Do not copy the pictures; transcribe all other material exactly.

___

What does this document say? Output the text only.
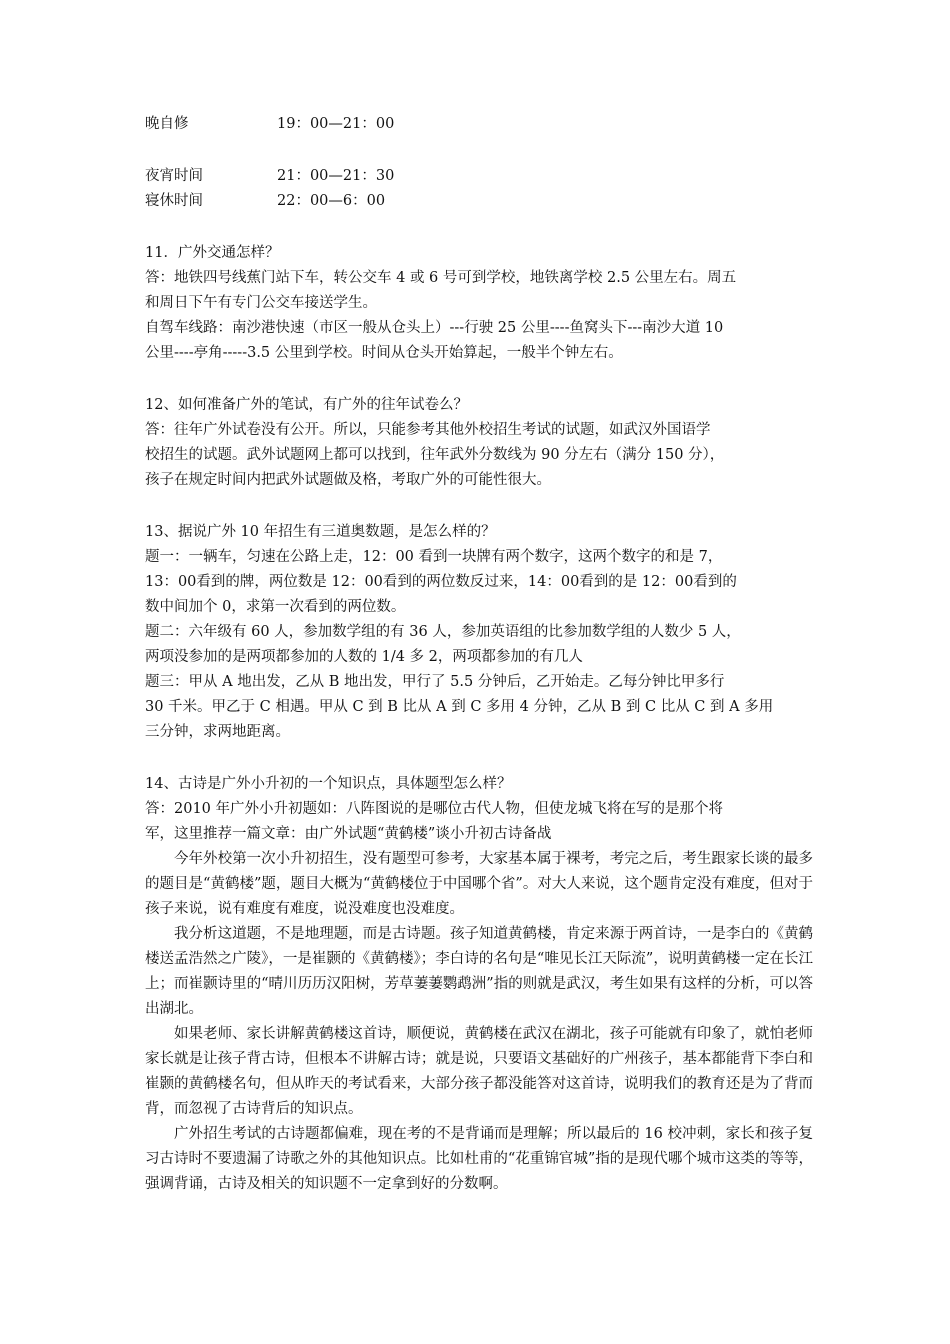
晚自修	19：00—21：00
夜宵时间	21：00—21：30
寝休时间	22：00—6：00
11．广外交通怎样？
答：地铁四号线蕉门站下车，转公交车 4 或 6 号可到学校，地铁离学校 2.5 公里左右。周五
和周日下午有专门公交车接送学生。
自驾车线路：南沙港快速（市区一般从仓头上）---行驶 25 公里----鱼窝头下---南沙大道 10
公里----亭角-----3.5 公里到学校。时间从仓头开始算起，一般半个钟左右。
12、如何准备广外的笔试，有广外的往年试卷么？
答：往年广外试卷没有公开。所以，只能参考其他外校招生考试的试题，如武汉外国语学
校招生的试题。武外试题网上都可以找到，往年武外分数线为 90 分左右（满分 150 分），
孩子在规定时间内把武外试题做及格，考取广外的可能性很大。
13、据说广外 10 年招生有三道奥数题，是怎么样的？
题一：一辆车，匀速在公路上走，12：00 看到一块牌有两个数字，这两个数字的和是 7，
13：00看到的牌，两位数是 12：00看到的两位数反过来，14：00看到的是 12：00看到的
数中间加个 0，求第一次看到的两位数。
题二：六年级有 60 人，参加数学组的有 36 人，参加英语组的比参加数学组的人数少 5 人，
两项没参加的是两项都参加的人数的 1/4 多 2，两项都参加的有几人
题三：甲从 A 地出发，乙从 B 地出发，甲行了 5.5 分钟后，乙开始走。乙每分钟比甲多行
30 千米。甲乙于 C 相遇。甲从 C 到 B 比从 A 到 C 多用 4 分钟，乙从 B 到 C 比从 C 到 A 多用
三分钟，求两地距离。
14、古诗是广外小升初的一个知识点，具体题型怎么样？
答：2010 年广外小升初题如：八阵图说的是哪位古代人物，但使龙城飞将在写的是那个将
军，这里推荐一篇文章：由广外试题“黄鹤楼”谈小升初古诗备战
今年外校第一次小升初招生，没有题型可参考，大家基本属于裸考，考完之后，考生跟家长谈的最多的题目是“黄鹤楼”题，题目大概为“黄鹤楼位于中国哪个省”。对大人来说，这个题肯定没有难度，但对于孩子来说，说有难度有难度，说没难度也没难度。
我分析这道题，不是地理题，而是古诗题。孩子知道黄鹤楼，肯定来源于两首诗，一是李白的《黄鹤楼送孟浩然之广陵》，一是崔颢的《黄鹤楼》；李白诗的名句是“唯见长江天际流”，说明黄鹤楼一定在长江上；而崔颢诗里的“晴川历历汉阳树，芳草萋萋鹦鹉洲”指的则就是武汉，考生如果有这样的分析，可以答出湖北。
如果老师、家长讲解黄鹤楼这首诗，顺便说，黄鹤楼在武汉在湖北，孩子可能就有印象了，就怕老师家长就是让孩子背古诗，但根本不讲解古诗；就是说，只要语文基础好的广州孩子，基本都能背下李白和崔颢的黄鹤楼名句，但从昨天的考试看来，大部分孩子都没能答对这首诗，说明我们的教育还是为了背而背，而忽视了古诗背后的知识点。
广外招生考试的古诗题都偏难，现在考的不是背诵而是理解；所以最后的 16 校冲刺，家长和孩子复习古诗时不要遗漏了诗歌之外的其他知识点。比如杜甫的“花重锦官城”指的是现代哪个城市这类的等等，强调背诵，古诗及相关的知识题不一定拿到好的分数啊。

___

ANSWER FOR THE TASK ▸
What does this document say? Output the text only.
晚自修	19：00—21：00
夜宵时间	21：00—21：30
寝休时间	22：00—6：00
11．广外交通怎样？
答：地铁四号线蕉门站下车，转公交车 4 或 6 号可到学校，地铁离学校 2.5 公里左右。周五
和周日下午有专门公交车接送学生。
自驾车线路：南沙港快速（市区一般从仓头上）---行驶 25 公里----鱼窝头下---南沙大道 10
公里----亭角-----3.5 公里到学校。时间从仓头开始算起，一般半个钟左右。
12、如何准备广外的笔试，有广外的往年试卷么？
答：往年广外试卷没有公开。所以，只能参考其他外校招生考试的试题，如武汉外国语学
校招生的试题。武外试题网上都可以找到，往年武外分数线为 90 分左右（满分 150 分），
孩子在规定时间内把武外试题做及格，考取广外的可能性很大。
13、据说广外 10 年招生有三道奥数题，是怎么样的？
题一：一辆车，匀速在公路上走，12：00 看到一块牌有两个数字，这两个数字的和是 7，
13：00看到的牌，两位数是 12：00看到的两位数反过来，14：00看到的是 12：00看到的
数中间加个 0，求第一次看到的两位数。
题二：六年级有 60 人，参加数学组的有 36 人，参加英语组的比参加数学组的人数少 5 人，
两项没参加的是两项都参加的人数的 1/4 多 2，两项都参加的有几人
题三：甲从 A 地出发，乙从 B 地出发，甲行了 5.5 分钟后，乙开始走。乙每分钟比甲多行
30 千米。甲乙于 C 相遇。甲从 C 到 B 比从 A 到 C 多用 4 分钟，乙从 B 到 C 比从 C 到 A 多用
三分钟，求两地距离。
14、古诗是广外小升初的一个知识点，具体题型怎么样？
答：2010 年广外小升初题如：八阵图说的是哪位古代人物，但使龙城飞将在写的是那个将
军，这里推荐一篇文章：由广外试题“黄鹤楼”谈小升初古诗备战
今年外校第一次小升初招生，没有题型可参考，大家基本属于裸考，考完之后，考生跟家长谈的最多的题目是“黄鹤楼”题，题目大概为“黄鹤楼位于中国哪个省”。对大人来说，这个题肯定没有难度，但对于孩子来说，说有难度有难度，说没难度也没难度。
我分析这道题，不是地理题，而是古诗题。孩子知道黄鹤楼，肯定来源于两首诗，一是李白的《黄鹤楼送孟浩然之广陵》，一是崔颢的《黄鹤楼》；李白诗的名句是“唯见长江天际流”，说明黄鹤楼一定在长江上；而崔颢诗里的“晴川历历汉阳树，芳草萋萋鹦鹉洲”指的则就是武汉，考生如果有这样的分析，可以答出湖北。
如果老师、家长讲解黄鹤楼这首诗，顺便说，黄鹤楼在武汉在湖北，孩子可能就有印象了，就怕老师家长就是让孩子背古诗，但根本不讲解古诗；就是说，只要语文基础好的广州孩子，基本都能背下李白和崔颢的黄鹤楼名句，但从昨天的考试看来，大部分孩子都没能答对这首诗，说明我们的教育还是为了背而背，而忽视了古诗背后的知识点。
广外招生考试的古诗题都偏难，现在考的不是背诵而是理解；所以最后的 16 校冲刺，家长和孩子复习古诗时不要遗漏了诗歌之外的其他知识点。比如杜甫的“花重锦官城”指的是现代哪个城市这类的等等，强调背诵，古诗及相关的知识题不一定拿到好的分数啊。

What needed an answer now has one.